| Material for this exercise |
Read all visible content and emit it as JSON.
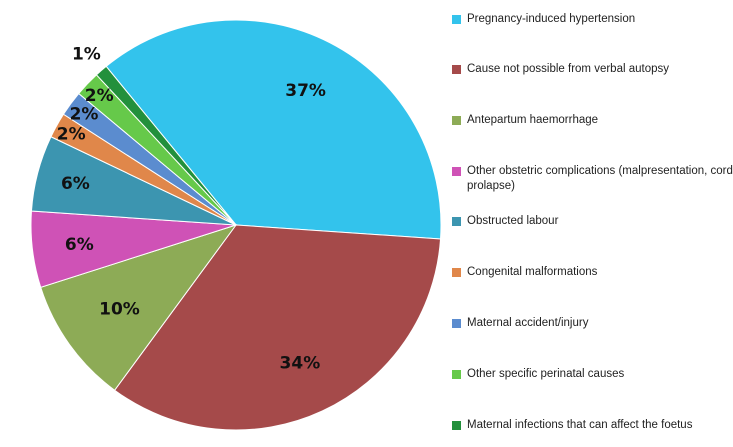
{
  "chart_data": {
    "type": "pie",
    "title": "",
    "legend_position": "right",
    "slices": [
      {
        "label": "Pregnancy-induced hypertension",
        "value": 37,
        "value_label": "37%",
        "color": "#33C3EC"
      },
      {
        "label": "Cause not possible from verbal autopsy",
        "value": 34,
        "value_label": "34%",
        "color": "#A54A4A"
      },
      {
        "label": "Antepartum haemorrhage",
        "value": 10,
        "value_label": "10%",
        "color": "#8DAB56"
      },
      {
        "label": "Other obstetric complications (malpresentation, cord prolapse)",
        "value": 6,
        "value_label": "6%",
        "color": "#CF52B6"
      },
      {
        "label": "Obstructed labour",
        "value": 6,
        "value_label": "6%",
        "color": "#3C95B0"
      },
      {
        "label": "Congenital malformations",
        "value": 2,
        "value_label": "2%",
        "color": "#E0874A"
      },
      {
        "label": "Maternal accident/injury",
        "value": 2,
        "value_label": "2%",
        "color": "#5B8CCF"
      },
      {
        "label": "Other specific perinatal causes",
        "value": 2,
        "value_label": "2%",
        "color": "#66C94A"
      },
      {
        "label": "Maternal infections that can affect the foetus",
        "value": 1,
        "value_label": "1%",
        "color": "#23903C"
      }
    ]
  }
}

| Exercise description |
Determine the number of lines where the string "color" occurs, and give that number only.

| Completed task |
9